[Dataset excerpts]
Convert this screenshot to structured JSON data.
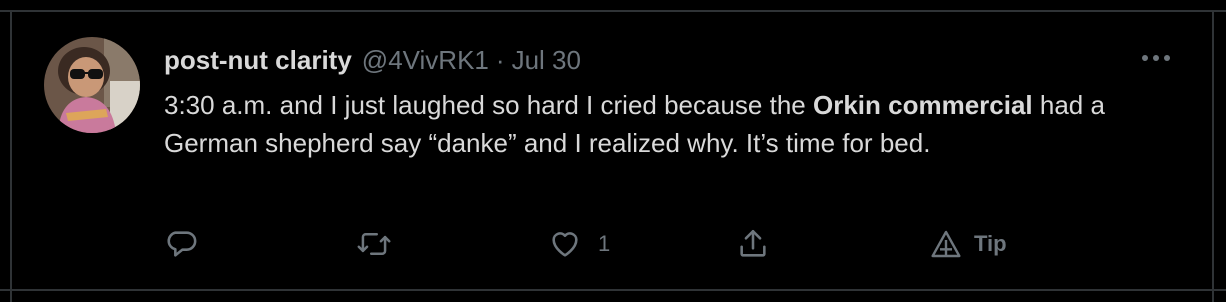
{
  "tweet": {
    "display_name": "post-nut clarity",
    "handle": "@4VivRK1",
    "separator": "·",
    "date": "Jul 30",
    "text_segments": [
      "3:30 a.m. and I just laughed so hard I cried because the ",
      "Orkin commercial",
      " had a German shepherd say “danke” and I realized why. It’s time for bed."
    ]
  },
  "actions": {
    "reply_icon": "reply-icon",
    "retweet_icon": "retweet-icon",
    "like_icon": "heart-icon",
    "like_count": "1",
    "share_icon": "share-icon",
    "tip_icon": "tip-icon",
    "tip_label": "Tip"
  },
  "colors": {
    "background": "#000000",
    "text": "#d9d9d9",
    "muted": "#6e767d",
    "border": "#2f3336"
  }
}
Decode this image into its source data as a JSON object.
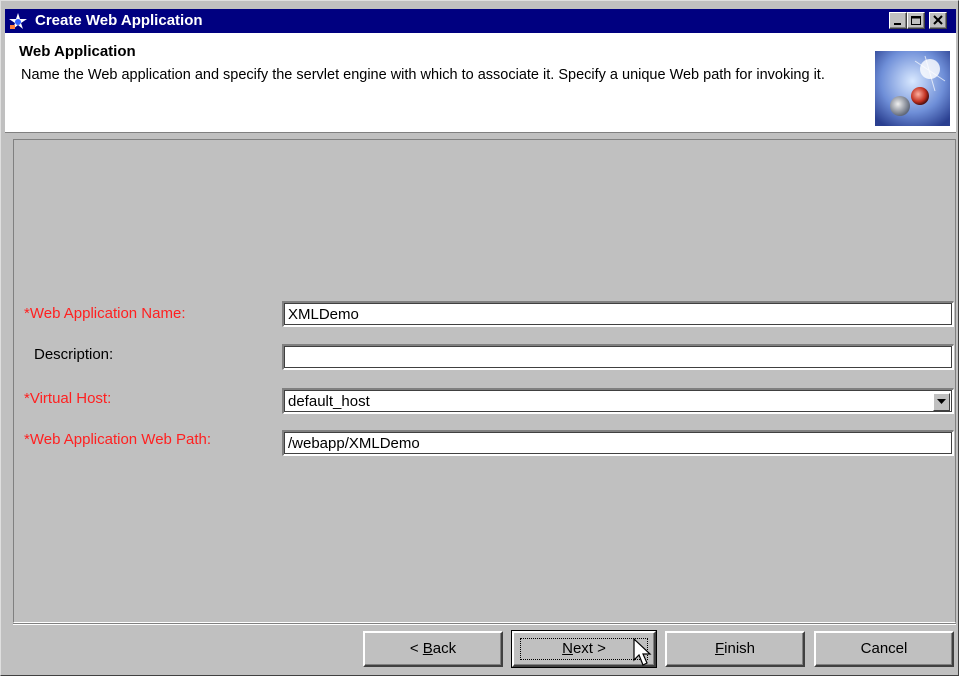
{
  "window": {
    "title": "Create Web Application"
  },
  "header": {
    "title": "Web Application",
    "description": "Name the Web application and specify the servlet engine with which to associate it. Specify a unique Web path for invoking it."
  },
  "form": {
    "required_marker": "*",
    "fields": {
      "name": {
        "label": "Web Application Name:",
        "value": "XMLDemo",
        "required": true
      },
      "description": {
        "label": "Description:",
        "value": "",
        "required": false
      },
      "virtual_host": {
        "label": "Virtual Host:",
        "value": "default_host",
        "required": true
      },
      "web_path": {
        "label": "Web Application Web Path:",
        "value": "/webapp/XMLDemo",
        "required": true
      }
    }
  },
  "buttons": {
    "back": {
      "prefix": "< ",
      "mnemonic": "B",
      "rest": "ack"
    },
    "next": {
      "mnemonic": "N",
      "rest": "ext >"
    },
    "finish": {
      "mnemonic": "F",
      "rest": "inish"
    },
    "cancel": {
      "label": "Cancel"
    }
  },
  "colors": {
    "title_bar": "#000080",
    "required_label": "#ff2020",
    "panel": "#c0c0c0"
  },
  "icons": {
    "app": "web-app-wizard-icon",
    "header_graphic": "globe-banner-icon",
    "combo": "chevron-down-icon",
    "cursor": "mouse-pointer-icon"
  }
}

Exercise objective –
All the lines above are to be reproduced exactly, except the pictures.

Correct result –
Convert this screenshot to structured JSON data.
{
  "tweet": {
    "display_name": "post-nut clarity",
    "handle": "@4VivRK1",
    "separator": "·",
    "date": "Jul 30",
    "text_segments": [
      "3:30 a.m. and I just laughed so hard I cried because the ",
      "Orkin commercial",
      " had a German shepherd say “danke” and I realized why. It’s time for bed."
    ]
  },
  "actions": {
    "reply_icon": "reply-icon",
    "retweet_icon": "retweet-icon",
    "like_icon": "heart-icon",
    "like_count": "1",
    "share_icon": "share-icon",
    "tip_icon": "tip-icon",
    "tip_label": "Tip"
  },
  "colors": {
    "background": "#000000",
    "text": "#d9d9d9",
    "muted": "#6e767d",
    "border": "#2f3336"
  }
}
Decode this image into its source data as a JSON object.
{
  "window": {
    "title": "Create Web Application"
  },
  "header": {
    "title": "Web Application",
    "description": "Name the Web application and specify the servlet engine with which to associate it. Specify a unique Web path for invoking it."
  },
  "form": {
    "required_marker": "*",
    "fields": {
      "name": {
        "label": "Web Application Name:",
        "value": "XMLDemo",
        "required": true
      },
      "description": {
        "label": "Description:",
        "value": "",
        "required": false
      },
      "virtual_host": {
        "label": "Virtual Host:",
        "value": "default_host",
        "required": true
      },
      "web_path": {
        "label": "Web Application Web Path:",
        "value": "/webapp/XMLDemo",
        "required": true
      }
    }
  },
  "buttons": {
    "back": {
      "prefix": "< ",
      "mnemonic": "B",
      "rest": "ack"
    },
    "next": {
      "mnemonic": "N",
      "rest": "ext >"
    },
    "finish": {
      "mnemonic": "F",
      "rest": "inish"
    },
    "cancel": {
      "label": "Cancel"
    }
  },
  "colors": {
    "title_bar": "#000080",
    "required_label": "#ff2020",
    "panel": "#c0c0c0"
  },
  "icons": {
    "app": "web-app-wizard-icon",
    "header_graphic": "globe-banner-icon",
    "combo": "chevron-down-icon",
    "cursor": "mouse-pointer-icon"
  }
}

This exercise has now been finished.